EXERCISE TEXT:

────────────────

1914 German reconnaissance biplane

Friedrichshafen FF.33 was a German single-engined reconnaissance three-bay wing structure biplane, using twin floats, designed by Flugzeugbau Friedrichshafen in 1914 for the Marine-Fliegerabteilung aviation forces of the Kaiserliche Marine.

==Versions==
- FF.33
Initial production version powered by a Mercedes D.II engine, six built
- FF.33b
FF.33 with pilot and observers positions reversed, additional observers-operated machine-gun and powered by 119 kW (160 hp) Maybach inline piston engine, five built.
- FF.33e
Main production reconnaissance variant powered by a Benz Bz.III inline engine, longer twin floats, under tail central float removed, and radio transmitter instead of armament, about 180 built.
- FF.33f
Scout/Fighter version based on FF.33e with reduced span wings and reduced length but fitted with a machine-gun on a pivoted mount, five built.
- FF.33h
FF.33f with aerodynamic refinements, and duplication of wing-bay bracing cables as a safeguard if the observer has to fire his machine-gun forward through the wings, about 50 built.

────────────────

ACTIONS TO TAKE:
- A) Please decide whether each statement agrees with the FF.33 text, answering yes or no and quoting the deciding words: (i) The FF.33e carried a radio transmitter in place of armament. (ii) The FF.33b was powered by a Benz engine. (iii) The aircraft was designed in 1914.
- B) According to the FF.33 text, what engine powered the initial production version?
- C) Reproduce the FF.33 text from "Friedrichshafen FF.33 was" up to and including "engine, five built.".
Answer using nothing but the FF.33 text.

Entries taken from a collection

────────────────

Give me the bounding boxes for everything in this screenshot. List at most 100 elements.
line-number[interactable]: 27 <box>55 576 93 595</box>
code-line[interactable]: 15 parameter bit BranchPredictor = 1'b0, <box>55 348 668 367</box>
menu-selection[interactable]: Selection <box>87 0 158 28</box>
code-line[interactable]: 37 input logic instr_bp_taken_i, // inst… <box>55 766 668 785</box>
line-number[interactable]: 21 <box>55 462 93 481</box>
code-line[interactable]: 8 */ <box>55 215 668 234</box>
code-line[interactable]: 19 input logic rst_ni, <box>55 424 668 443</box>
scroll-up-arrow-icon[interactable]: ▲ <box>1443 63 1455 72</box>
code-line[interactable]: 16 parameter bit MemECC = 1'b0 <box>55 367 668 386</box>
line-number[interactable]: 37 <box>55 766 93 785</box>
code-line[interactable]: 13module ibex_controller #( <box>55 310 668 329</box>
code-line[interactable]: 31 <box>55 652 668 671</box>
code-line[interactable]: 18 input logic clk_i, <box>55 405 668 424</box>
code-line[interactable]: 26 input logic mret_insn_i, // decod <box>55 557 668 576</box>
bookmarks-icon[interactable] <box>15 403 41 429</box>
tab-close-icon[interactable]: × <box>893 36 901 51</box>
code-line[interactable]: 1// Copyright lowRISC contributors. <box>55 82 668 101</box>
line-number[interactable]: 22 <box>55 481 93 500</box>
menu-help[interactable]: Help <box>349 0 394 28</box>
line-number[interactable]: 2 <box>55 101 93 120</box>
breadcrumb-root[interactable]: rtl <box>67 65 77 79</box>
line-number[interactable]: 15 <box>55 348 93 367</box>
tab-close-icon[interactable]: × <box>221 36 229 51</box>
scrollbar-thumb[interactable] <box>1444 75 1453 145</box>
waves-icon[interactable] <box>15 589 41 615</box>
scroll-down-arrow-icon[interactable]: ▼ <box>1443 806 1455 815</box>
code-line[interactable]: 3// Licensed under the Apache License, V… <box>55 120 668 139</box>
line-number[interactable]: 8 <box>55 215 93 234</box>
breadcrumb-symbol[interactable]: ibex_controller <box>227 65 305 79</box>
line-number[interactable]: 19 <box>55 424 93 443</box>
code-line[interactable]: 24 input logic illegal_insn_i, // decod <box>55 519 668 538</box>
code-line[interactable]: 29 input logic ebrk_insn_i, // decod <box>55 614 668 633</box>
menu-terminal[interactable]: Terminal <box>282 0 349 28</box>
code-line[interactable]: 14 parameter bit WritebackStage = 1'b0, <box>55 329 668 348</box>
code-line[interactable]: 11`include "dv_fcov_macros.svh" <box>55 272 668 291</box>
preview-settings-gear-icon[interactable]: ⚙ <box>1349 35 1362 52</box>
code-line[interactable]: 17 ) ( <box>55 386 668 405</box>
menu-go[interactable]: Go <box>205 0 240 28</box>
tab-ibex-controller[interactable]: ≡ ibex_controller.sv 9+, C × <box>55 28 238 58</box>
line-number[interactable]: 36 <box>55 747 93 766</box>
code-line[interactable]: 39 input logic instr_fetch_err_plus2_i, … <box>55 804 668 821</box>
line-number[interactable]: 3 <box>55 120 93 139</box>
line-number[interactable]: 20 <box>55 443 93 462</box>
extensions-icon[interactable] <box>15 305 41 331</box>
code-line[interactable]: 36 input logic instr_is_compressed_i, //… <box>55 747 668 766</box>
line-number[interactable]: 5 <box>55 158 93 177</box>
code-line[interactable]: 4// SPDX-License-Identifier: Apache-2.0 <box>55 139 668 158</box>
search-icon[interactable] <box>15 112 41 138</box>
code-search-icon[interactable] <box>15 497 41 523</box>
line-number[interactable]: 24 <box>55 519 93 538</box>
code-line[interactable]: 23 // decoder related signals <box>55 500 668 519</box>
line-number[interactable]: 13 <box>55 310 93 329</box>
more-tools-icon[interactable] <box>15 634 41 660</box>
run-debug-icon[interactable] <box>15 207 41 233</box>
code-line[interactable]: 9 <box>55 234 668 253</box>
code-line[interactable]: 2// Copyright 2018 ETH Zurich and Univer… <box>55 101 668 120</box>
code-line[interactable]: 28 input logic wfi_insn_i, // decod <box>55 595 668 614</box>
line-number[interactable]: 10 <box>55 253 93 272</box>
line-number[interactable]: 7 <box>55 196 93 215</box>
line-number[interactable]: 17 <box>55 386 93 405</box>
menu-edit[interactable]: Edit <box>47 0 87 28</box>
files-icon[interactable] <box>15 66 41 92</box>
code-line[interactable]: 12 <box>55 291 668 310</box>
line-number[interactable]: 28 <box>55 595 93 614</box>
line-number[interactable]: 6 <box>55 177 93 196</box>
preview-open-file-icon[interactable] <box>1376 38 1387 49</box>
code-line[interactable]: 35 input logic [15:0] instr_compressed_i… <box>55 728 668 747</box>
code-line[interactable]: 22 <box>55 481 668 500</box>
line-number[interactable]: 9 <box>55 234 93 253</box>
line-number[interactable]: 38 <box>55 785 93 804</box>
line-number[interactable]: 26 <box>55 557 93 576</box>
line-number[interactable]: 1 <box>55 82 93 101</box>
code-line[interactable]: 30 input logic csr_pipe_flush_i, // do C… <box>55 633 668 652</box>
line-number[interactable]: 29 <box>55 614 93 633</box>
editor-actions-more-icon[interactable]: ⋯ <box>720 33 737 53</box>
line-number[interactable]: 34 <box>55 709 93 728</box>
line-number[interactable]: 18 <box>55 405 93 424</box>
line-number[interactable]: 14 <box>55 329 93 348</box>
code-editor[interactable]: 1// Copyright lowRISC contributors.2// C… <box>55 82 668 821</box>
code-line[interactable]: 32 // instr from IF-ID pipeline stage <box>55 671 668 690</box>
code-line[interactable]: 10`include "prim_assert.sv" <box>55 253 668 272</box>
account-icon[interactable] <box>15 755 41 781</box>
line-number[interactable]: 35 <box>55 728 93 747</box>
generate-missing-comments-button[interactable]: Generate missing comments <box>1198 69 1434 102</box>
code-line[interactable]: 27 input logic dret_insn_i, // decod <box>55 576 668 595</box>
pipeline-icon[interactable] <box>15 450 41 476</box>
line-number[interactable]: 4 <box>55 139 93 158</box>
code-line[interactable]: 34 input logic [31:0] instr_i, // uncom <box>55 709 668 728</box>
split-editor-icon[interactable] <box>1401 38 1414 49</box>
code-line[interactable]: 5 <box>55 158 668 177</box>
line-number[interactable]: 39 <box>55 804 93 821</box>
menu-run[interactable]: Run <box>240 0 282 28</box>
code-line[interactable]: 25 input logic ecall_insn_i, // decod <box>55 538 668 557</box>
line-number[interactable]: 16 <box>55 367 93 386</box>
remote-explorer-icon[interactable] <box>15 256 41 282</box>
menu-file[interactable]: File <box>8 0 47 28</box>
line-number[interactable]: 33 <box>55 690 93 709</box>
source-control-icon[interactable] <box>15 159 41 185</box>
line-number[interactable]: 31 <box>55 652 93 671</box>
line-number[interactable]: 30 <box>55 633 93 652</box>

────────────────

ANSWERS:
- A)
(i) Yes: "radio transmitter instead of armament"
(ii) No: "powered by 119 kW (160 hp) Maybach inline piston engine"
(iii) Yes: "designed by Flugzeugbau Friedrichshafen in 1914"

- B) A Mercedes D.II engine.

- C)
Friedrichshafen FF.33 was a German single-engined reconnaissance three-bay wing structure biplane, using twin floats, designed by Flugzeugbau Friedrichshafen in 1914 for the Marine-Fliegerabteilung aviation forces of the Kaiserliche Marine.

==Versions==
- FF.33
Initial production version powered by a Mercedes D.II engine, six built
- FF.33b
FF.33 with pilot and observers positions reversed, additional observers-operated machine-gun and powered by 119 kW (160 hp) Maybach inline piston engine, five built.